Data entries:
**********

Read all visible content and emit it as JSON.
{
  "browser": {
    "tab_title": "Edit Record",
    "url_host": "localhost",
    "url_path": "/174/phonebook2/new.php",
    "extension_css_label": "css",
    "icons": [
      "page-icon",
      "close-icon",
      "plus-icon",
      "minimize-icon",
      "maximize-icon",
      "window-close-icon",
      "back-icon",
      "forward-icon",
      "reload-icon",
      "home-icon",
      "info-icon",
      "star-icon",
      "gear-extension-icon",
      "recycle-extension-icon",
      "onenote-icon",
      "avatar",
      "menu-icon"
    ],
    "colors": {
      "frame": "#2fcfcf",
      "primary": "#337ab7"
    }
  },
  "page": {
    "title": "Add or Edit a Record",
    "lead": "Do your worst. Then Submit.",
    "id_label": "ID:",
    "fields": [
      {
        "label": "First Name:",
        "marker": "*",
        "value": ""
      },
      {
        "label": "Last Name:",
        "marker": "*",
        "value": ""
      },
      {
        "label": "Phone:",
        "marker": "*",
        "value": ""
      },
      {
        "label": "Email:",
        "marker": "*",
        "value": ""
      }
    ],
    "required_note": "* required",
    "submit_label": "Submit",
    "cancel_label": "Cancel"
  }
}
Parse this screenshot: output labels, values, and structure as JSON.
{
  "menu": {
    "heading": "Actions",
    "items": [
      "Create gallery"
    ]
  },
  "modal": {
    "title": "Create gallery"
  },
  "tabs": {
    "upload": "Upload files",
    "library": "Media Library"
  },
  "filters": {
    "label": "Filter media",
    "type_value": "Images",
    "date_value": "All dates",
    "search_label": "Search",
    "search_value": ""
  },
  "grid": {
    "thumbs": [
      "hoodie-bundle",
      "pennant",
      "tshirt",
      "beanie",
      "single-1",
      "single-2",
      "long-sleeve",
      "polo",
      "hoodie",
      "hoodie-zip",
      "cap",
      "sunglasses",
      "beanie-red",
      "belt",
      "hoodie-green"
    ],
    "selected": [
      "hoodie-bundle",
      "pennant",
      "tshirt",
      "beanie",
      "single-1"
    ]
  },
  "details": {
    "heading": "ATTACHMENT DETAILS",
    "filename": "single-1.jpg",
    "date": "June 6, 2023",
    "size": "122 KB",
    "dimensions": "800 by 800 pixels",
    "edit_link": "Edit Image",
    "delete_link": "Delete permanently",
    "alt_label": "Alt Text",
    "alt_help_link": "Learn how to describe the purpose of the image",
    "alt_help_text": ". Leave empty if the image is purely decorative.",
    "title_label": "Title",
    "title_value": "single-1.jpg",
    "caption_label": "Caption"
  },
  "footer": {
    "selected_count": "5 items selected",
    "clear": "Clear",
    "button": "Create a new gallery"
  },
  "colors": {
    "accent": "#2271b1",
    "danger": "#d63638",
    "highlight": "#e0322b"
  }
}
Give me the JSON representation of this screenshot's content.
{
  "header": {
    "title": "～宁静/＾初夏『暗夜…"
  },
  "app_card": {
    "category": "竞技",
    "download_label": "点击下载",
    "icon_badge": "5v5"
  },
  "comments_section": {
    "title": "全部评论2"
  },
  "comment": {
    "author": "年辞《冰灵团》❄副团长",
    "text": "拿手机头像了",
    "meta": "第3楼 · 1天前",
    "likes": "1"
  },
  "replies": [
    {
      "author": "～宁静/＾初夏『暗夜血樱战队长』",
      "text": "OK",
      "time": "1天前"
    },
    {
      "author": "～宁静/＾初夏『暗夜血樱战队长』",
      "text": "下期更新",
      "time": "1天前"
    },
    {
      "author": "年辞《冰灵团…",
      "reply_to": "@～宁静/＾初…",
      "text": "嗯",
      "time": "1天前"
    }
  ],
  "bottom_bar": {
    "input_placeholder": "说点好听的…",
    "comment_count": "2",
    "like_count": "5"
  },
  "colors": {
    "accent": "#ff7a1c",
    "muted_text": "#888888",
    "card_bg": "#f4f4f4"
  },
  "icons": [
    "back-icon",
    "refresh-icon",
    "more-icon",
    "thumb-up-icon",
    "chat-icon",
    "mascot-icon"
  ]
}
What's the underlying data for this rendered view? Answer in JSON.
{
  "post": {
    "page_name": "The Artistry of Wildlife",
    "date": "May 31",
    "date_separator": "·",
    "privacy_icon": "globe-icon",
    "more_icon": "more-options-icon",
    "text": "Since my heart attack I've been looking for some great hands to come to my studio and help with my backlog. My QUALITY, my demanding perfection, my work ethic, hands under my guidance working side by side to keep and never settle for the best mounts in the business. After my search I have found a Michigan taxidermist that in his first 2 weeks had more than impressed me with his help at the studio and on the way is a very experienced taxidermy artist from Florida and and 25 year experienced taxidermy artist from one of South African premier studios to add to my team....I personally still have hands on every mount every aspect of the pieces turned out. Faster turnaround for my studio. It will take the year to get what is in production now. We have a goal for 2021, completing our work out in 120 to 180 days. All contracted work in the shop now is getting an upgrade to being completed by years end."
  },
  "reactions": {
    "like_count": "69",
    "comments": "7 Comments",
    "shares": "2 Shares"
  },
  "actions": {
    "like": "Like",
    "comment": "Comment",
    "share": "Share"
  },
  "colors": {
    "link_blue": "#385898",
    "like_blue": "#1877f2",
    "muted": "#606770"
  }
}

**********

Output the data above exactly, please, line for line.

Read all visible content and emit it as JSON.
{
  "browser": {
    "tab_title": "Edit Record",
    "url_host": "localhost",
    "url_path": "/174/phonebook2/new.php",
    "extension_css_label": "css",
    "icons": [
      "page-icon",
      "close-icon",
      "plus-icon",
      "minimize-icon",
      "maximize-icon",
      "window-close-icon",
      "back-icon",
      "forward-icon",
      "reload-icon",
      "home-icon",
      "info-icon",
      "star-icon",
      "gear-extension-icon",
      "recycle-extension-icon",
      "onenote-icon",
      "avatar",
      "menu-icon"
    ],
    "colors": {
      "frame": "#2fcfcf",
      "primary": "#337ab7"
    }
  },
  "page": {
    "title": "Add or Edit a Record",
    "lead": "Do your worst. Then Submit.",
    "id_label": "ID:",
    "fields": [
      {
        "label": "First Name:",
        "marker": "*",
        "value": ""
      },
      {
        "label": "Last Name:",
        "marker": "*",
        "value": ""
      },
      {
        "label": "Phone:",
        "marker": "*",
        "value": ""
      },
      {
        "label": "Email:",
        "marker": "*",
        "value": ""
      }
    ],
    "required_note": "* required",
    "submit_label": "Submit",
    "cancel_label": "Cancel"
  }
}
Parse this screenshot: output labels, values, and structure as JSON.
{
  "menu": {
    "heading": "Actions",
    "items": [
      "Create gallery"
    ]
  },
  "modal": {
    "title": "Create gallery"
  },
  "tabs": {
    "upload": "Upload files",
    "library": "Media Library"
  },
  "filters": {
    "label": "Filter media",
    "type_value": "Images",
    "date_value": "All dates",
    "search_label": "Search",
    "search_value": ""
  },
  "grid": {
    "thumbs": [
      "hoodie-bundle",
      "pennant",
      "tshirt",
      "beanie",
      "single-1",
      "single-2",
      "long-sleeve",
      "polo",
      "hoodie",
      "hoodie-zip",
      "cap",
      "sunglasses",
      "beanie-red",
      "belt",
      "hoodie-green"
    ],
    "selected": [
      "hoodie-bundle",
      "pennant",
      "tshirt",
      "beanie",
      "single-1"
    ]
  },
  "details": {
    "heading": "ATTACHMENT DETAILS",
    "filename": "single-1.jpg",
    "date": "June 6, 2023",
    "size": "122 KB",
    "dimensions": "800 by 800 pixels",
    "edit_link": "Edit Image",
    "delete_link": "Delete permanently",
    "alt_label": "Alt Text",
    "alt_help_link": "Learn how to describe the purpose of the image",
    "alt_help_text": ". Leave empty if the image is purely decorative.",
    "title_label": "Title",
    "title_value": "single-1.jpg",
    "caption_label": "Caption"
  },
  "footer": {
    "selected_count": "5 items selected",
    "clear": "Clear",
    "button": "Create a new gallery"
  },
  "colors": {
    "accent": "#2271b1",
    "danger": "#d63638",
    "highlight": "#e0322b"
  }
}
Give me the JSON representation of this screenshot's content.
{
  "header": {
    "title": "～宁静/＾初夏『暗夜…"
  },
  "app_card": {
    "category": "竞技",
    "download_label": "点击下载",
    "icon_badge": "5v5"
  },
  "comments_section": {
    "title": "全部评论2"
  },
  "comment": {
    "author": "年辞《冰灵团》❄副团长",
    "text": "拿手机头像了",
    "meta": "第3楼 · 1天前",
    "likes": "1"
  },
  "replies": [
    {
      "author": "～宁静/＾初夏『暗夜血樱战队长』",
      "text": "OK",
      "time": "1天前"
    },
    {
      "author": "～宁静/＾初夏『暗夜血樱战队长』",
      "text": "下期更新",
      "time": "1天前"
    },
    {
      "author": "年辞《冰灵团…",
      "reply_to": "@～宁静/＾初…",
      "text": "嗯",
      "time": "1天前"
    }
  ],
  "bottom_bar": {
    "input_placeholder": "说点好听的…",
    "comment_count": "2",
    "like_count": "5"
  },
  "colors": {
    "accent": "#ff7a1c",
    "muted_text": "#888888",
    "card_bg": "#f4f4f4"
  },
  "icons": [
    "back-icon",
    "refresh-icon",
    "more-icon",
    "thumb-up-icon",
    "chat-icon",
    "mascot-icon"
  ]
}
What's the underlying data for this rendered view? Answer in JSON.
{
  "post": {
    "page_name": "The Artistry of Wildlife",
    "date": "May 31",
    "date_separator": "·",
    "privacy_icon": "globe-icon",
    "more_icon": "more-options-icon",
    "text": "Since my heart attack I've been looking for some great hands to come to my studio and help with my backlog. My QUALITY, my demanding perfection, my work ethic, hands under my guidance working side by side to keep and never settle for the best mounts in the business. After my search I have found a Michigan taxidermist that in his first 2 weeks had more than impressed me with his help at the studio and on the way is a very experienced taxidermy artist from Florida and and 25 year experienced taxidermy artist from one of South African premier studios to add to my team....I personally still have hands on every mount every aspect of the pieces turned out. Faster turnaround for my studio. It will take the year to get what is in production now. We have a goal for 2021, completing our work out in 120 to 180 days. All contracted work in the shop now is getting an upgrade to being completed by years end."
  },
  "reactions": {
    "like_count": "69",
    "comments": "7 Comments",
    "shares": "2 Shares"
  },
  "actions": {
    "like": "Like",
    "comment": "Comment",
    "share": "Share"
  },
  "colors": {
    "link_blue": "#385898",
    "like_blue": "#1877f2",
    "muted": "#606770"
  }
}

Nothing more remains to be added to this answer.